▸ **Problem requirements**
Write out every entry precisely as given, leaving the pictures out.

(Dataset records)
★ ★ ★ ★ ★ ★ ★

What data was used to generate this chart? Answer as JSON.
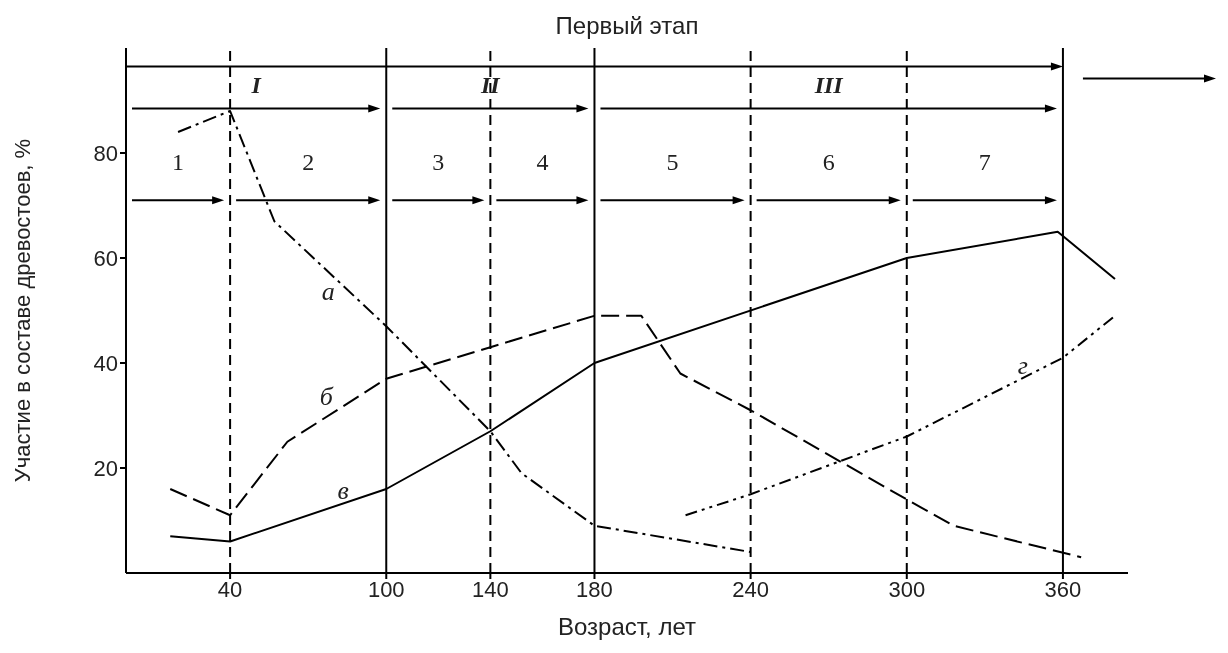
{
  "chart_data": {
    "type": "line",
    "title": "Первый этап",
    "xlabel": "Возраст, лет",
    "ylabel": "Участие в составе древостоев, %",
    "xlim": [
      0,
      385
    ],
    "ylim": [
      0,
      100
    ],
    "xticks": [
      40,
      100,
      140,
      180,
      240,
      300,
      360
    ],
    "yticks": [
      20,
      40,
      60,
      80
    ],
    "grid": false,
    "legend": false,
    "marker": "none",
    "series": [
      {
        "name": "а",
        "color": "#000000",
        "line_style": "dashed",
        "x": [
          20,
          40,
          57,
          100,
          140,
          152,
          180,
          240
        ],
        "values": [
          84,
          88,
          67,
          47,
          27,
          19,
          9,
          4
        ]
      },
      {
        "name": "б",
        "color": "#000000",
        "line_style": "dashed",
        "x": [
          17,
          40,
          62,
          100,
          140,
          180,
          198,
          213,
          240,
          300,
          318,
          367
        ],
        "values": [
          16,
          11,
          25,
          37,
          43,
          49,
          49,
          38,
          31,
          14,
          9,
          3
        ]
      },
      {
        "name": "в",
        "color": "#000000",
        "line_style": "solid",
        "x": [
          17,
          40,
          100,
          140,
          180,
          300,
          358,
          380
        ],
        "values": [
          7,
          6,
          16,
          27,
          40,
          60,
          65,
          56
        ]
      },
      {
        "name": "г",
        "color": "#000000",
        "line_style": "dashed",
        "x": [
          215,
          240,
          300,
          360,
          380
        ],
        "values": [
          11,
          15,
          26,
          41,
          49
        ]
      }
    ],
    "ref_lines": [
      {
        "axis": "x",
        "value": 40,
        "line_style": "dashed",
        "color": "#000000"
      },
      {
        "axis": "x",
        "value": 100,
        "line_style": "solid",
        "color": "#000000"
      },
      {
        "axis": "x",
        "value": 140,
        "line_style": "dashed",
        "color": "#000000"
      },
      {
        "axis": "x",
        "value": 180,
        "line_style": "solid",
        "color": "#000000"
      },
      {
        "axis": "x",
        "value": 240,
        "line_style": "dashed",
        "color": "#000000"
      },
      {
        "axis": "x",
        "value": 300,
        "line_style": "dashed",
        "color": "#000000"
      },
      {
        "axis": "x",
        "value": 360,
        "line_style": "solid",
        "color": "#000000"
      }
    ],
    "annotations": [
      "I",
      "II",
      "III",
      "1",
      "2",
      "3",
      "4",
      "5",
      "6",
      "7"
    ]
  }
}
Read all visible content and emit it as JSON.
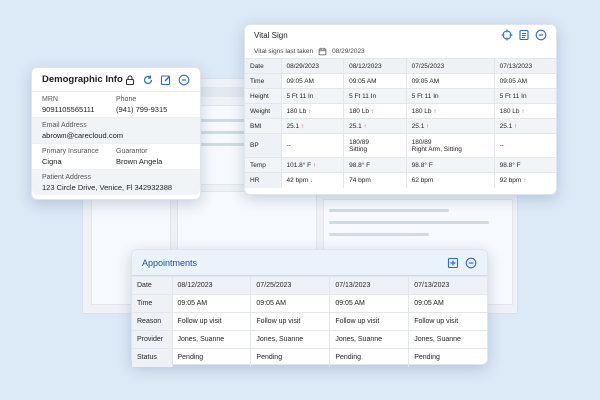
{
  "demographic": {
    "title": "Demographic Info",
    "icons": [
      "lock-icon",
      "refresh-icon",
      "edit-icon",
      "collapse-icon"
    ],
    "mrn_label": "MRN",
    "mrn": "9091105565111",
    "phone_label": "Phone",
    "phone": "(941) 799-9315",
    "email_label": "Email Address",
    "email": "abrown@carecloud.com",
    "insurance_label": "Primary Insurance",
    "insurance": "Cigna",
    "guarantor_label": "Guarantor",
    "guarantor": "Brown Angela",
    "address_label": "Patient Address",
    "address": "123 Circle Drive, Venice, Fl 342932388"
  },
  "vital": {
    "title": "Vital Sign",
    "icons": [
      "target-icon",
      "list-icon",
      "collapse-icon"
    ],
    "last_taken_label": "Vital signs last taken",
    "last_taken_date": "08/29/2023",
    "rows": [
      {
        "label": "Date",
        "cells": [
          "08/29/2023",
          "08/12/2023",
          "07/25/2023",
          "07/13/2023"
        ]
      },
      {
        "label": "Time",
        "cells": [
          "09:05 AM",
          "09:05 AM",
          "09:05 AM",
          "09:05 AM"
        ]
      },
      {
        "label": "Height",
        "cells": [
          "5 Ft 11 In",
          "5 Ft 11 In",
          "5 Ft 11 In",
          "5 Ft 11 In"
        ]
      },
      {
        "label": "Weight",
        "cells": [
          "180 Lb",
          "180 Lb",
          "180 Lb",
          "180 Lb"
        ]
      },
      {
        "label": "BMI",
        "cells": [
          "25.1",
          "25.1",
          "25.1",
          "25.1"
        ]
      },
      {
        "label": "BP",
        "cells": [
          "--",
          "180/89",
          "180/89",
          "--"
        ],
        "sub": [
          "",
          "Sitting",
          "Right Arm, Sitting",
          ""
        ]
      },
      {
        "label": "Temp",
        "cells": [
          "101.8° F",
          "98.8° F",
          "98.8° F",
          "98.8° F"
        ]
      },
      {
        "label": "HR",
        "cells": [
          "42 bpm",
          "74 bpm",
          "62 bpm",
          "92 bpm"
        ]
      }
    ]
  },
  "appointments": {
    "title": "Appointments",
    "icons": [
      "add-icon",
      "collapse-icon"
    ],
    "rows": [
      {
        "label": "Date",
        "cells": [
          "08/12/2023",
          "07/25/2023",
          "07/13/2023",
          "07/13/2023"
        ]
      },
      {
        "label": "Time",
        "cells": [
          "09:05 AM",
          "09:05 AM",
          "09:05 AM",
          "09:05 AM"
        ]
      },
      {
        "label": "Reason",
        "cells": [
          "Follow up visit",
          "Follow up visit",
          "Follow up visit",
          "Follow up visit"
        ]
      },
      {
        "label": "Provider",
        "cells": [
          "Jones, Suanne",
          "Jones, Suanne",
          "Jones, Suanne",
          "Jones, Suanne"
        ]
      },
      {
        "label": "Status",
        "cells": [
          "Pending",
          "Pending",
          "Pending",
          "Pending"
        ]
      }
    ]
  },
  "colors": {
    "accent": "#1f4e8c",
    "alert": "#d9363e",
    "background": "#dce9f7"
  }
}
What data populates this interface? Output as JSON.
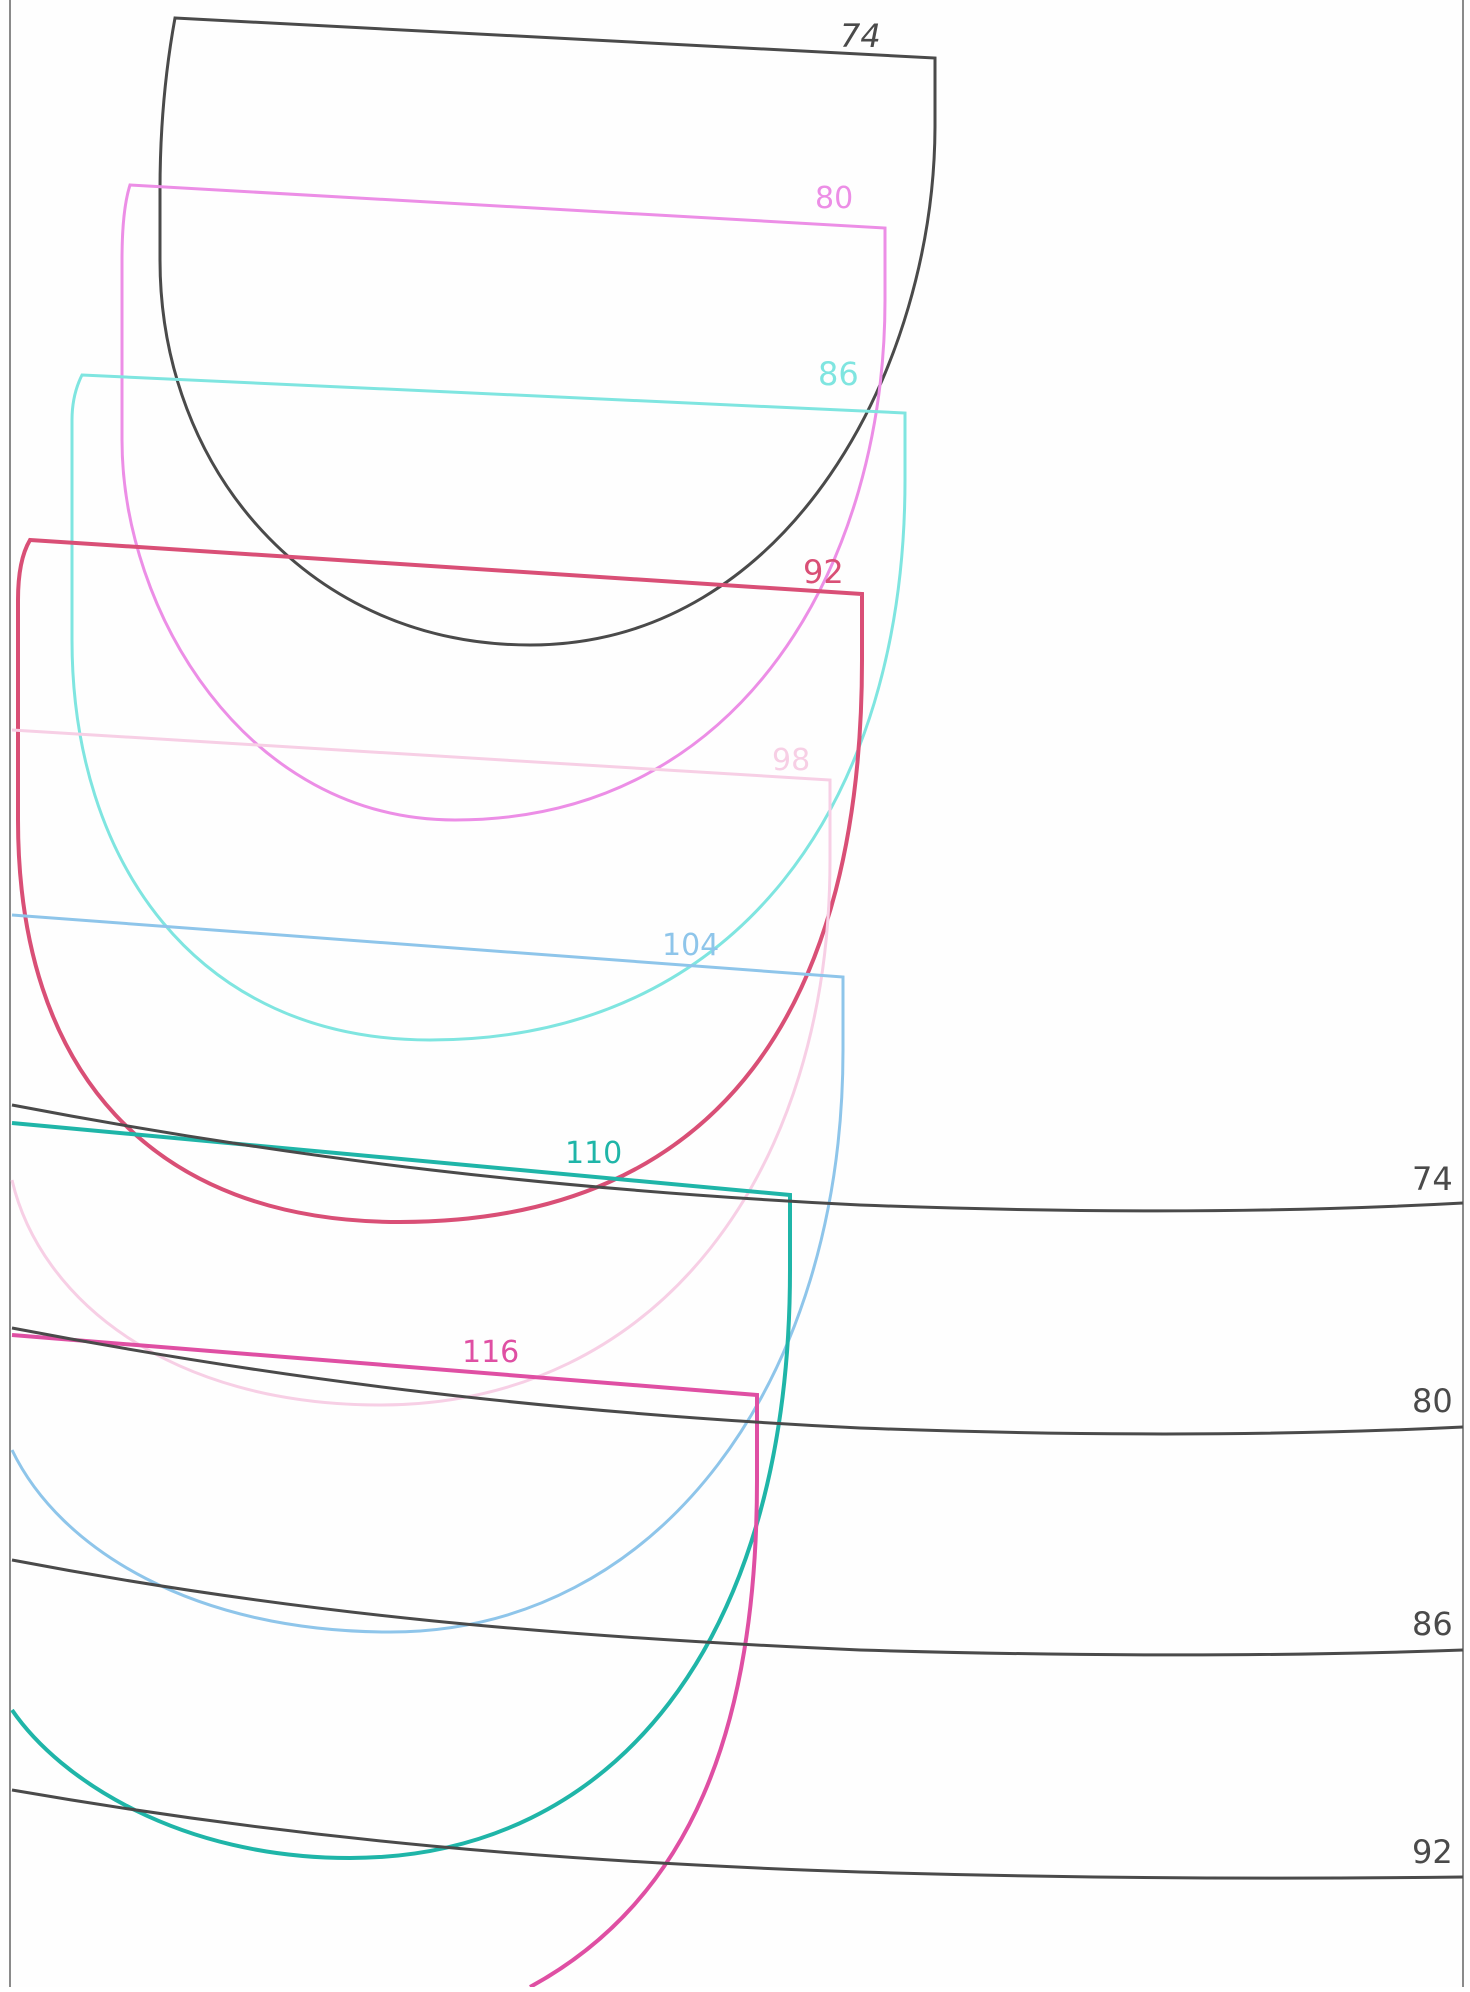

★ ★ ★ ★ ★ ★ ★

▸ **Response**
What data was used to generate this chart? Answer as JSON.
{
  "chart_data": {
    "type": "line",
    "title": "Первый этап",
    "xlabel": "Возраст, лет",
    "ylabel": "Участие в составе древостоев, %",
    "xlim": [
      0,
      385
    ],
    "ylim": [
      0,
      100
    ],
    "xticks": [
      40,
      100,
      140,
      180,
      240,
      300,
      360
    ],
    "yticks": [
      20,
      40,
      60,
      80
    ],
    "grid": false,
    "legend": false,
    "marker": "none",
    "series": [
      {
        "name": "а",
        "color": "#000000",
        "line_style": "dashed",
        "x": [
          20,
          40,
          57,
          100,
          140,
          152,
          180,
          240
        ],
        "values": [
          84,
          88,
          67,
          47,
          27,
          19,
          9,
          4
        ]
      },
      {
        "name": "б",
        "color": "#000000",
        "line_style": "dashed",
        "x": [
          17,
          40,
          62,
          100,
          140,
          180,
          198,
          213,
          240,
          300,
          318,
          367
        ],
        "values": [
          16,
          11,
          25,
          37,
          43,
          49,
          49,
          38,
          31,
          14,
          9,
          3
        ]
      },
      {
        "name": "в",
        "color": "#000000",
        "line_style": "solid",
        "x": [
          17,
          40,
          100,
          140,
          180,
          300,
          358,
          380
        ],
        "values": [
          7,
          6,
          16,
          27,
          40,
          60,
          65,
          56
        ]
      },
      {
        "name": "г",
        "color": "#000000",
        "line_style": "dashed",
        "x": [
          215,
          240,
          300,
          360,
          380
        ],
        "values": [
          11,
          15,
          26,
          41,
          49
        ]
      }
    ],
    "ref_lines": [
      {
        "axis": "x",
        "value": 40,
        "line_style": "dashed",
        "color": "#000000"
      },
      {
        "axis": "x",
        "value": 100,
        "line_style": "solid",
        "color": "#000000"
      },
      {
        "axis": "x",
        "value": 140,
        "line_style": "dashed",
        "color": "#000000"
      },
      {
        "axis": "x",
        "value": 180,
        "line_style": "solid",
        "color": "#000000"
      },
      {
        "axis": "x",
        "value": 240,
        "line_style": "dashed",
        "color": "#000000"
      },
      {
        "axis": "x",
        "value": 300,
        "line_style": "dashed",
        "color": "#000000"
      },
      {
        "axis": "x",
        "value": 360,
        "line_style": "solid",
        "color": "#000000"
      }
    ],
    "annotations": [
      "I",
      "II",
      "III",
      "1",
      "2",
      "3",
      "4",
      "5",
      "6",
      "7"
    ]
  }
}
Read all visible content and emit it as JSON.
{
  "demographic": {
    "title": "Demographic Info",
    "icons": [
      "lock-icon",
      "refresh-icon",
      "edit-icon",
      "collapse-icon"
    ],
    "mrn_label": "MRN",
    "mrn": "9091105565111",
    "phone_label": "Phone",
    "phone": "(941) 799-9315",
    "email_label": "Email Address",
    "email": "abrown@carecloud.com",
    "insurance_label": "Primary Insurance",
    "insurance": "Cigna",
    "guarantor_label": "Guarantor",
    "guarantor": "Brown Angela",
    "address_label": "Patient Address",
    "address": "123 Circle Drive, Venice, Fl 342932388"
  },
  "vital": {
    "title": "Vital Sign",
    "icons": [
      "target-icon",
      "list-icon",
      "collapse-icon"
    ],
    "last_taken_label": "Vital signs last taken",
    "last_taken_date": "08/29/2023",
    "rows": [
      {
        "label": "Date",
        "cells": [
          "08/29/2023",
          "08/12/2023",
          "07/25/2023",
          "07/13/2023"
        ]
      },
      {
        "label": "Time",
        "cells": [
          "09:05 AM",
          "09:05 AM",
          "09:05 AM",
          "09:05 AM"
        ]
      },
      {
        "label": "Height",
        "cells": [
          "5 Ft 11 In",
          "5 Ft 11 In",
          "5 Ft 11 In",
          "5 Ft 11 In"
        ]
      },
      {
        "label": "Weight",
        "cells": [
          "180 Lb",
          "180 Lb",
          "180 Lb",
          "180 Lb"
        ]
      },
      {
        "label": "BMI",
        "cells": [
          "25.1",
          "25.1",
          "25.1",
          "25.1"
        ]
      },
      {
        "label": "BP",
        "cells": [
          "--",
          "180/89",
          "180/89",
          "--"
        ],
        "sub": [
          "",
          "Sitting",
          "Right Arm, Sitting",
          ""
        ]
      },
      {
        "label": "Temp",
        "cells": [
          "101.8° F",
          "98.8° F",
          "98.8° F",
          "98.8° F"
        ]
      },
      {
        "label": "HR",
        "cells": [
          "42 bpm",
          "74 bpm",
          "62 bpm",
          "92 bpm"
        ]
      }
    ]
  },
  "appointments": {
    "title": "Appointments",
    "icons": [
      "add-icon",
      "collapse-icon"
    ],
    "rows": [
      {
        "label": "Date",
        "cells": [
          "08/12/2023",
          "07/25/2023",
          "07/13/2023",
          "07/13/2023"
        ]
      },
      {
        "label": "Time",
        "cells": [
          "09:05 AM",
          "09:05 AM",
          "09:05 AM",
          "09:05 AM"
        ]
      },
      {
        "label": "Reason",
        "cells": [
          "Follow up visit",
          "Follow up visit",
          "Follow up visit",
          "Follow up visit"
        ]
      },
      {
        "label": "Provider",
        "cells": [
          "Jones, Suanne",
          "Jones, Suanne",
          "Jones, Suanne",
          "Jones, Suanne"
        ]
      },
      {
        "label": "Status",
        "cells": [
          "Pending",
          "Pending",
          "Pending",
          "Pending"
        ]
      }
    ]
  },
  "colors": {
    "accent": "#1f4e8c",
    "alert": "#d9363e",
    "background": "#dce9f7"
  }
}
What data populates this interface? Output as JSON.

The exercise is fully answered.